**To do:**
Check every line below for the word "hcosθ" and give only the number of lines where it appears.

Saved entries

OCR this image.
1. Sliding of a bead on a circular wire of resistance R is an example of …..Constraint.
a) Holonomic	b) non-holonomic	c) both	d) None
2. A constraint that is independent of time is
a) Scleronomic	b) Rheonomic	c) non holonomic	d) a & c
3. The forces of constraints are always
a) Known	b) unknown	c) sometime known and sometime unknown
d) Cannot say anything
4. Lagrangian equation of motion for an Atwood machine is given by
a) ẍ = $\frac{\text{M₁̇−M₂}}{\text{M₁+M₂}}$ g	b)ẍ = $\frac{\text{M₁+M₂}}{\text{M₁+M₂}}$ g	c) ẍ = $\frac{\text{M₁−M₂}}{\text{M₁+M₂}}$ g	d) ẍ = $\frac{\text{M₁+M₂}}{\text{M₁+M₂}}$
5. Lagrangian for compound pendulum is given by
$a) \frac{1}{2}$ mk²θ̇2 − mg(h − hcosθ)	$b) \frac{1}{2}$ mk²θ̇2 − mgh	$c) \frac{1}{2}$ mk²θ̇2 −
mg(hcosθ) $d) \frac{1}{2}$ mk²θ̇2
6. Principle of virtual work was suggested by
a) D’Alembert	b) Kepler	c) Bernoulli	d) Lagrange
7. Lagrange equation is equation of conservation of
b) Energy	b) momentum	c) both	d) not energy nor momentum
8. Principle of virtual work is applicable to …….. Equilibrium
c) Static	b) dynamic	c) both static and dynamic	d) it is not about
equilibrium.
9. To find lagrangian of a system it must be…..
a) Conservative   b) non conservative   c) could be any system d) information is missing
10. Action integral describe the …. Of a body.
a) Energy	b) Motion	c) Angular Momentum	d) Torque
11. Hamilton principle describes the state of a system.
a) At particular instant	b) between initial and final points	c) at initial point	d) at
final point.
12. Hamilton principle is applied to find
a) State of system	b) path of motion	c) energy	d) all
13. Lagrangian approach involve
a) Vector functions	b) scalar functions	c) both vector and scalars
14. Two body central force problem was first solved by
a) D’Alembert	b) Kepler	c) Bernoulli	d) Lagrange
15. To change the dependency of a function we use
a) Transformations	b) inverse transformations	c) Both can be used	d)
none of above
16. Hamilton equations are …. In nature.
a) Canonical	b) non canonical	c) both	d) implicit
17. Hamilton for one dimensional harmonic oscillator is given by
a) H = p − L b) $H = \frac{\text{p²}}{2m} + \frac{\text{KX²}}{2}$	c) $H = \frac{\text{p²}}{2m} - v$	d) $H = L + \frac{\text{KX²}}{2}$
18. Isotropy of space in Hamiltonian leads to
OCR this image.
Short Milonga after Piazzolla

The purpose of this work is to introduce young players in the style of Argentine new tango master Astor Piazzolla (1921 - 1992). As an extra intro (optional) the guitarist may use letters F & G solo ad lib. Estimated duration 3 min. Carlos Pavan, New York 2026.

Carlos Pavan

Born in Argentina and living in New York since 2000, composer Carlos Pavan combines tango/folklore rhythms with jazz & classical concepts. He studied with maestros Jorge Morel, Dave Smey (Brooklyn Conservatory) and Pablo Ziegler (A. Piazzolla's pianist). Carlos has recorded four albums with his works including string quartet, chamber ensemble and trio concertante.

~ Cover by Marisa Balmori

**The reply:**
2